### To-do list
a - According to the blog post about the city of bridges, how long is the Penang bridge?
b - Carry on the blog post about the city of bridges, starting after its final sentence.

### Excerpted text
==================================================
Saturday, November 29, 2008

City of bridges

There's more bridges here than in Venice I reckon - I wonder if anyone has counted them? Here's a sprinking from a 5 kilometre stretch on the inner-ring road. I think I counted 12, but not all the photographs will fit.

Actually, we'd have to start be defining a bridge because what you can see on the left are really elevated roads, as in, hmm, we need another road so we'll just put one up here, outside your window. So they're  bridges in one sense, in that they go over things (roads), but I'm not sure how long a bridge-over-a-road can be before it has to change its name and be called a road. I mean, if it's a bridge over an ocean, I think it can be 70 kilometres long and still not have its identity under dispute. And certainly the Penang bridge is 13 kilometres long, and no-one is arguing about whether that is a bridge. But the fact that water is underneath it does seem to remove all doubt.
==================================================
### Data section
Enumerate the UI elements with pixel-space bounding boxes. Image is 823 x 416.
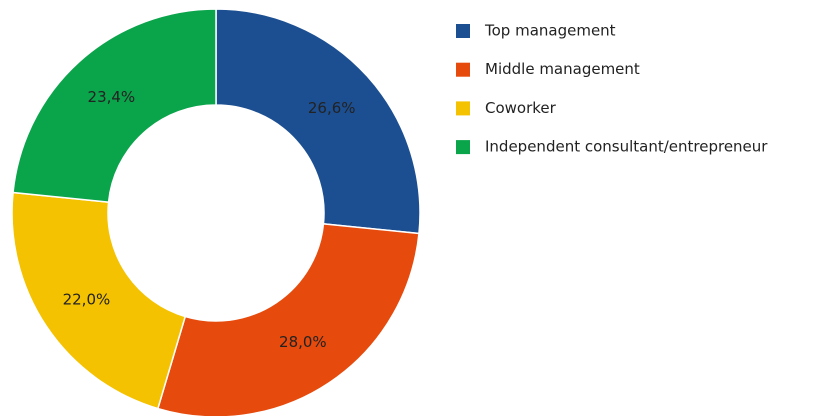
==================================================
### Answer list
a - 13 kilometers.

b -
More of the same kind of phenomena, but note the passing pedestrians. Definitely a footbridge. But how long does a footbridge have to be to start wondering if in fact it is an elevated walkway? Guangzhou has some quite long ones.








Cars above and cars below. It's not actually possible to tell where this footbridge, if it is a footbridge, comes down to earth. Maybe it doesn't - Hong Kong for example is full of footpaths from the 4th floor of one building to the second floor of another.

The shiny buildings come into their own on these clear sunny days.



It's the second last day of autumn and the sky remains blue and the pollution remains low - mainly coming from the cars on this ring road.  You can see from this that it's a myth that Guangzhou is a sea of people. Bits of Guangzhou are awash with people. The road underneath this bridge, for example. Other bits aren't.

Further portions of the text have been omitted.